Thanks Thomas, some more to ask:

For "there+verb" expressions, only certain/restricted verbs like "there seems to"," there appears", "there comes a point/time" can still be accepted/are still used in the modern context. However, other verbs like "there arouses", "there came a group of people..", etc. are considered archaic and outdated. Am I right at this point? Yes, I'd say so. << can you suggest more possible examples that can be used in the modern context? I guess "there exists" is also one?

One more thing: I guess constructions like "there she comes/here she comes" is different from "there+verb" constructions right? Yes, entirely different. << 1) "there she comes/here she comes" isnt an archaic expression, but just a modern short expression to mean: "She finally comes", am I right?


----------



## kachibi

Mr Thomas has gone?


----------



## kachibi

Or can anyone volunteer to answer my last post? thanks~


----------



## se16teddy

kachibi said:


> For "there+verb" expressions, only certain/restricted verbs like "there seems to"," there appears", "there comes a point/time" can still be accepted/are still used in the modern context.


Sorry, kachibi, over the last few days most native speakers of English have been far too busy having fun, or performing other Christmas duties, to attend to WordReference. 

I would say that in this thread we have identified two modern examples of the _there + verb _construction 
1._ there is/are/was a_nd related forms such as_ there seems/appears to be
_2. _there comes a point/time 
_


----------



## kachibi

thanks se16teddy..then how about the last question:

One more thing: I guess constructions like "there she comes/here she comes" is different from "there+verb" constructions right? Yes, entirely different. << 1) "there she comes/here she comes" isnt an archaic expression, but just a modern short expression to mean: "She finally comes", am I right?

Dataset records
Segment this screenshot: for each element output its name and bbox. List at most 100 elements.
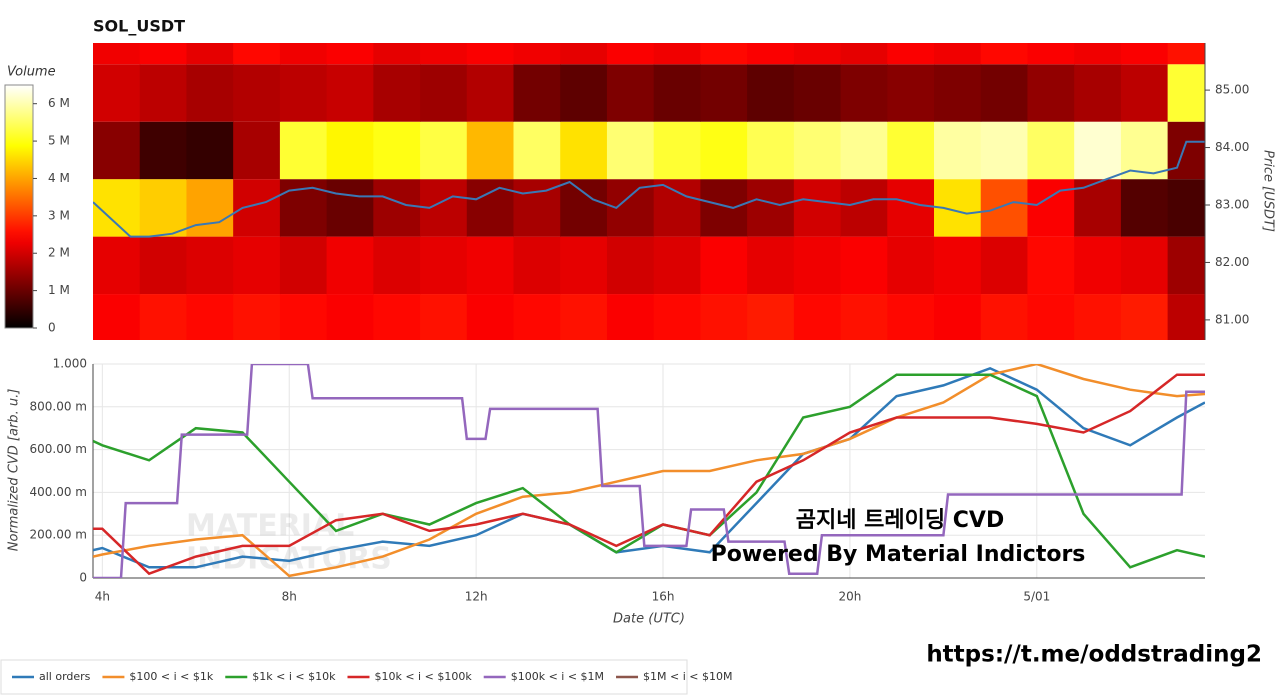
...
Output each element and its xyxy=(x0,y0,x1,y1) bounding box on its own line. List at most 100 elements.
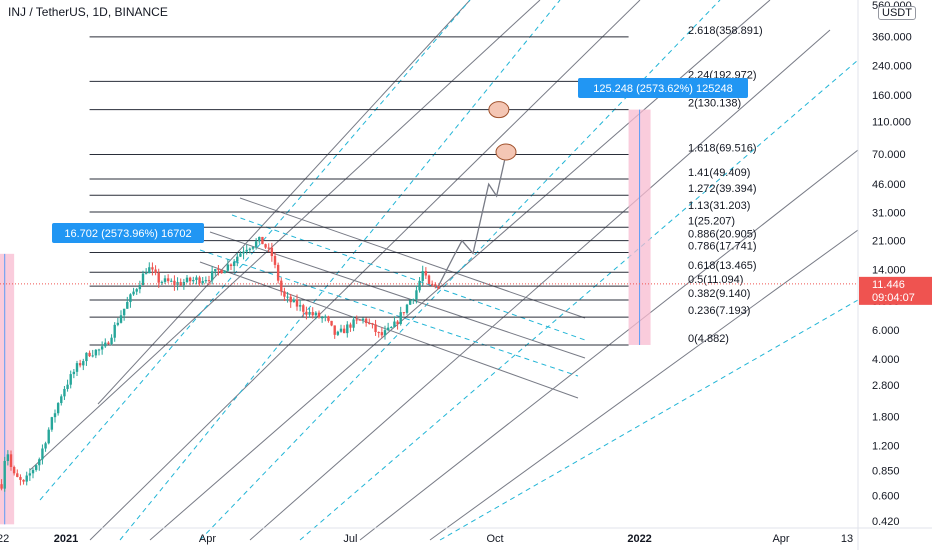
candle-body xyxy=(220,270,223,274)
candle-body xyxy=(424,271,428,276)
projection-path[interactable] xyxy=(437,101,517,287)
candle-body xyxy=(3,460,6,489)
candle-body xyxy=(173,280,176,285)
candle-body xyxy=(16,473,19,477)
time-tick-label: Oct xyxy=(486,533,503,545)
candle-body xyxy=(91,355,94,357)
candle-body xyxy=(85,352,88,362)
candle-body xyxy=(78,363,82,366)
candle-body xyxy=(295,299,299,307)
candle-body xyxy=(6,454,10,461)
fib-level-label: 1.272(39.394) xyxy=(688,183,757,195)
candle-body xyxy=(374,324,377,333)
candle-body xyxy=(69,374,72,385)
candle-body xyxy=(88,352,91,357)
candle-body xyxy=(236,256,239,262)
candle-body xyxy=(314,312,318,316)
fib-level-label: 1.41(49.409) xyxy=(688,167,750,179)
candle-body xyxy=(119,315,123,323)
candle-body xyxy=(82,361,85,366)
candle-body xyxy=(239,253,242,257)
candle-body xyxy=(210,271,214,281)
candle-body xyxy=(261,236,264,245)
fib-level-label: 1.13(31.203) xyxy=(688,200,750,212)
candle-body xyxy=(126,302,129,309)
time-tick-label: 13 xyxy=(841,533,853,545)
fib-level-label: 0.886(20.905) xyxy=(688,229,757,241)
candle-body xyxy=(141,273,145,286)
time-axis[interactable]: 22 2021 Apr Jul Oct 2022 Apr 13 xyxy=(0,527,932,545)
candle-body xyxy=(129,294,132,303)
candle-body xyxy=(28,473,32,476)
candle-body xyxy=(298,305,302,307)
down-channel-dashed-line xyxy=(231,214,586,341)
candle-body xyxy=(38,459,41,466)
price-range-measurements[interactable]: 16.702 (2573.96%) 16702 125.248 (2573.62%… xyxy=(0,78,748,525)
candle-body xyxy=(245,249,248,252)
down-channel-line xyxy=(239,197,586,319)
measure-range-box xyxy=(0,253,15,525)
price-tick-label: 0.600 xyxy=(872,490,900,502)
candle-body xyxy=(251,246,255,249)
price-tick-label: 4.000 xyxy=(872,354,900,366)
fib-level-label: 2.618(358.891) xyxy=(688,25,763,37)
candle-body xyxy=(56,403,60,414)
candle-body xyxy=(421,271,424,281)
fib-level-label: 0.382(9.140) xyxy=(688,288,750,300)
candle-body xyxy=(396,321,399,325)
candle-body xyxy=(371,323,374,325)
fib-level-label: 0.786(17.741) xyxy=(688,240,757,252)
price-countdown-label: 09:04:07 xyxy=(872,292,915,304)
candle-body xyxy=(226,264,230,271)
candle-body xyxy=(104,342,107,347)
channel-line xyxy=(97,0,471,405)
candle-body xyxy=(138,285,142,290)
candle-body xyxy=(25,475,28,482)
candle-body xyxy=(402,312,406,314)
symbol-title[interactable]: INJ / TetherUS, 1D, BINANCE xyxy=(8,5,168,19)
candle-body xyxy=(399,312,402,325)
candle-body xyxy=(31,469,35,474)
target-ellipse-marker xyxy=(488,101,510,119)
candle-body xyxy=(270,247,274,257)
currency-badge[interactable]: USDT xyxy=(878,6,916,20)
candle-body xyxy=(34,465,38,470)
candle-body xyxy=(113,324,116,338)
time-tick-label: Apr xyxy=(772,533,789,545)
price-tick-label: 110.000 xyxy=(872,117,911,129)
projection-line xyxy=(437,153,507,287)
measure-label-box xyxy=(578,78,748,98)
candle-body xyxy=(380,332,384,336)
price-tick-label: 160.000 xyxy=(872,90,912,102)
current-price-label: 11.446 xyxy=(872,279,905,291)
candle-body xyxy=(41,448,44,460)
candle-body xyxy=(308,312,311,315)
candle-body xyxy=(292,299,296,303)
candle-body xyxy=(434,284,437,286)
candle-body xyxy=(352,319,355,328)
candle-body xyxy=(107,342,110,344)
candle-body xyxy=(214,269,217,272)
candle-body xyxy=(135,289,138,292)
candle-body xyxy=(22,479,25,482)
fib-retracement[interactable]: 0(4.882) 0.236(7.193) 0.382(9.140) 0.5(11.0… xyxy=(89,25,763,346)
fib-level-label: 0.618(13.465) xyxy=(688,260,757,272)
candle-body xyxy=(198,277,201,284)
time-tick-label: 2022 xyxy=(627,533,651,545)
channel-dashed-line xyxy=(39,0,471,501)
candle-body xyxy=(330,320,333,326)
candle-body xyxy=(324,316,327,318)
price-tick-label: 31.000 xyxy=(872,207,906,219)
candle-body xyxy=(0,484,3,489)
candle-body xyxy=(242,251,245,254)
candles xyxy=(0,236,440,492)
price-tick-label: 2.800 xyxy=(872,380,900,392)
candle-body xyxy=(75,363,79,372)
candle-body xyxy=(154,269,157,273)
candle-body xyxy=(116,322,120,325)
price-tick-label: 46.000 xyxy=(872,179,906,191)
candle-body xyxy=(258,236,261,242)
...
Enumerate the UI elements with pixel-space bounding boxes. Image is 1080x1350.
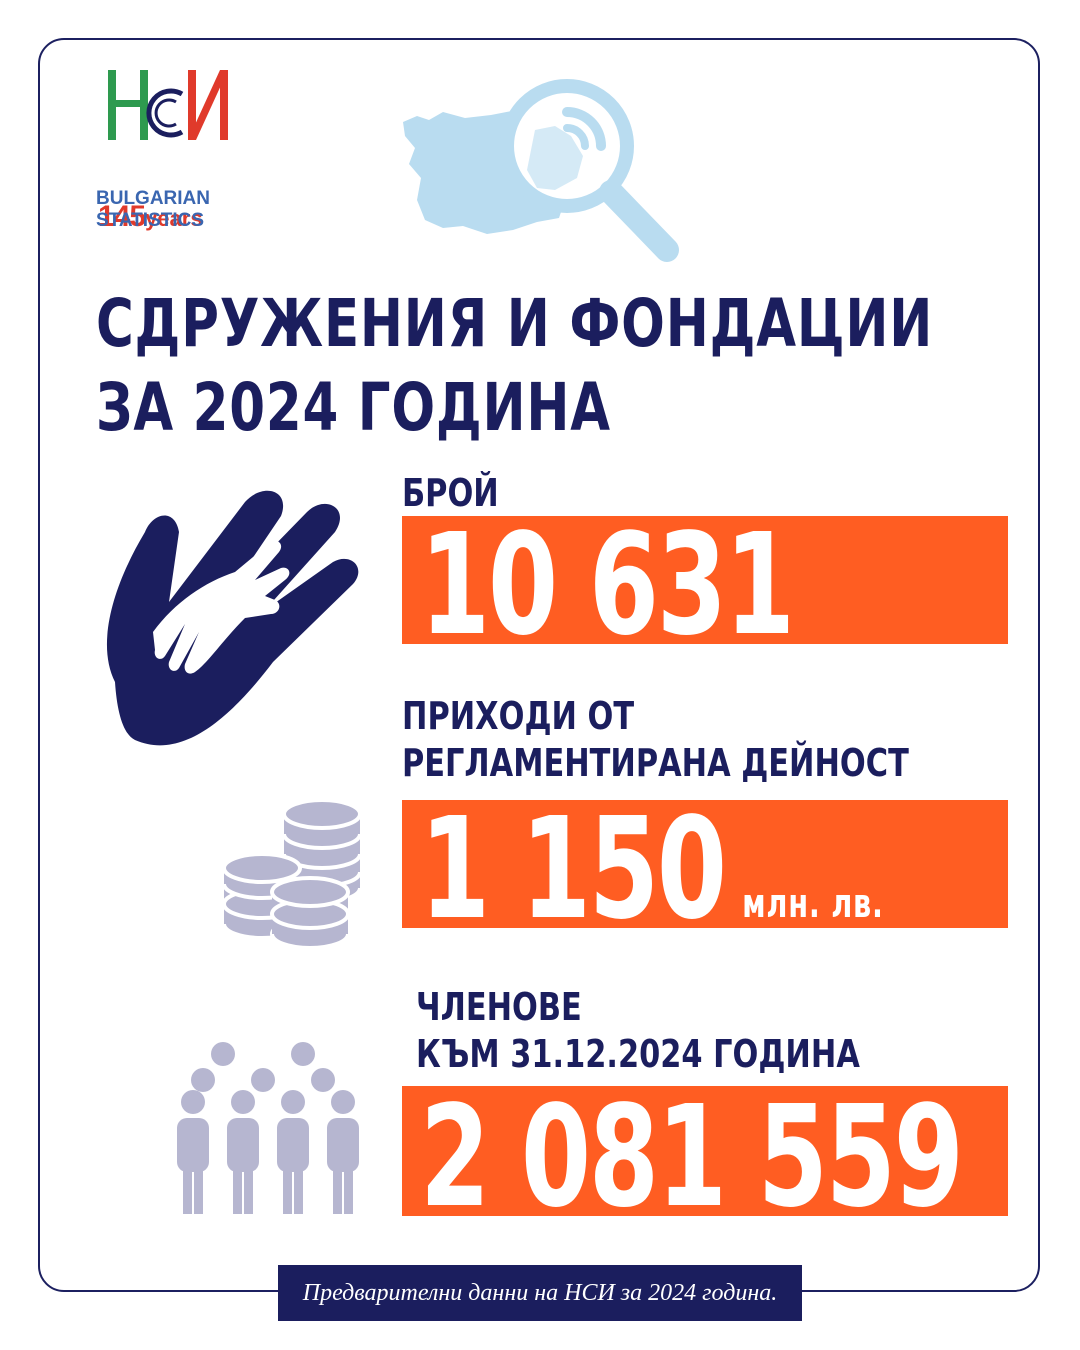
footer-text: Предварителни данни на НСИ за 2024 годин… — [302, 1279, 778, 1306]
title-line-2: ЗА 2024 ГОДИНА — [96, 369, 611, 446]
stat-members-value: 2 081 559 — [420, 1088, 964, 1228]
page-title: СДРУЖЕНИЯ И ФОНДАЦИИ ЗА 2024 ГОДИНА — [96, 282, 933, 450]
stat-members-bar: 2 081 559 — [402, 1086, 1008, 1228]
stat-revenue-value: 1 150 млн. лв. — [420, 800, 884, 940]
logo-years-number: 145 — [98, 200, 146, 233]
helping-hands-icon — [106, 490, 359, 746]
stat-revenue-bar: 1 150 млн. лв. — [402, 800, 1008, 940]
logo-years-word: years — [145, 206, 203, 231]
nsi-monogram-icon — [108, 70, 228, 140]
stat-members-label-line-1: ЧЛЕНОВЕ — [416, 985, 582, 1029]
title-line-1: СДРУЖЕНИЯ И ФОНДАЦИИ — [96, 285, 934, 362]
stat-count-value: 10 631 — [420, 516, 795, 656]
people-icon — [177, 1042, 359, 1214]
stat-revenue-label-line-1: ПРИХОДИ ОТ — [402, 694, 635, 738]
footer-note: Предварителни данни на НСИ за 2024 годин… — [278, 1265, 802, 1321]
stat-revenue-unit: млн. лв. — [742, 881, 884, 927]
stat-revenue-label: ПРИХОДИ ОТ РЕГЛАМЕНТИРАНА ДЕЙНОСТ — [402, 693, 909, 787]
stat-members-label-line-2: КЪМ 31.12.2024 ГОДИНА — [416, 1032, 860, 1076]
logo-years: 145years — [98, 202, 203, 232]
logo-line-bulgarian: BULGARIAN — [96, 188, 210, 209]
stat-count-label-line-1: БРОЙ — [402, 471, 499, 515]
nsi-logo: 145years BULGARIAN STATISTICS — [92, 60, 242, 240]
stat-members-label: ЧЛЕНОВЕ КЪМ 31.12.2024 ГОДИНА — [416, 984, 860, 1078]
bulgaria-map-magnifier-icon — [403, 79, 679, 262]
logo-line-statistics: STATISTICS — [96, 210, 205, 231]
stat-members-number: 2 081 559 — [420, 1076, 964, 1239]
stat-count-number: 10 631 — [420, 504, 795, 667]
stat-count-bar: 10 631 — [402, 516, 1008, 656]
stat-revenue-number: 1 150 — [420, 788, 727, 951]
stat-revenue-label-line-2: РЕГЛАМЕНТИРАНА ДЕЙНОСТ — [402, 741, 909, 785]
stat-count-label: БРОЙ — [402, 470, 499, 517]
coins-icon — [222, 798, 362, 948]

To be done
1. In the thread on "there + verb" constructions, what had kept most native speakers of English from attending to WordReference over the last few days?
2. Render this sentence from the thread on "there + verb" constructions in Spanish: "Sorry, kachibi, over the last few days most native speakers of English have been far too busy having fun, or performing other Christmas duties, to attend to WordReference."
3. Resume the thread on "there + verb" constructions after its final post.
Nothing here requires the entries.

Answers in order
1. They had been far too busy having fun or performing other Christmas duties.

2. Lo siento, kachibi, en los últimos días la mayoría de los hablantes nativos de inglés han estado demasiado ocupados divirtiéndose, o cumpliendo otras obligaciones navideñas, como para atender WordReference.

3.
----------



## PaulQ

kachibi said:


> Thanks Thomas, some more to ask:
> 
> For "there+verb" expressions, only certain/restricted verbs like "there seems to"," there appears", "there comes a point/time" can still be accepted/are still used in the modern context. However, other verbs like "there arouses", "there came a group of people..", etc. are considered archaic and outdated. Am I right at this point? Yes, I'd say so. << can you suggest more possible examples that can be used in the modern context? I guess "there exists" is also one?
> 
> One more thing: I guess constructions like "there she comes/here she comes" is different from "there+verb" constructions right? Yes, entirely different. << 1) "there she comes/here she comes" isnt an archaic expression, but just a modern short expression to mean: "She finally comes", am I right?





kachibi said:


> Or can anyone volunteer to answer my last post? thanks~


Off the top of my head: (needs some tidying up)

There are differing meanings of *there *and *came/arrived/seemed/etc.
*
"We came to a clearing and *there *found our friends." or "*There* is a cat." - *There *is an indication of a physical position or an existence.
*There *came three men - *came* is a verb of *motion*. "*There*" = at this point in time - a position in time
There *came/arrived/seemed to be* a time - *came* (etc) is a verb of *(change of) state*; "*became*" would better express the meaning.

There + verb is presently used mainly to indicate (i) a position/existence with "to be" and similar link verbs (ii) a state or a change of state. "There are icebergs." "There seemed no end to his talking." "There came a time."
Archaically, it was used also to indicate motion with reference to time. "*There *came three men"; "There rode a man of York into the town." There may be a few idiomatic cases remaining where it still is.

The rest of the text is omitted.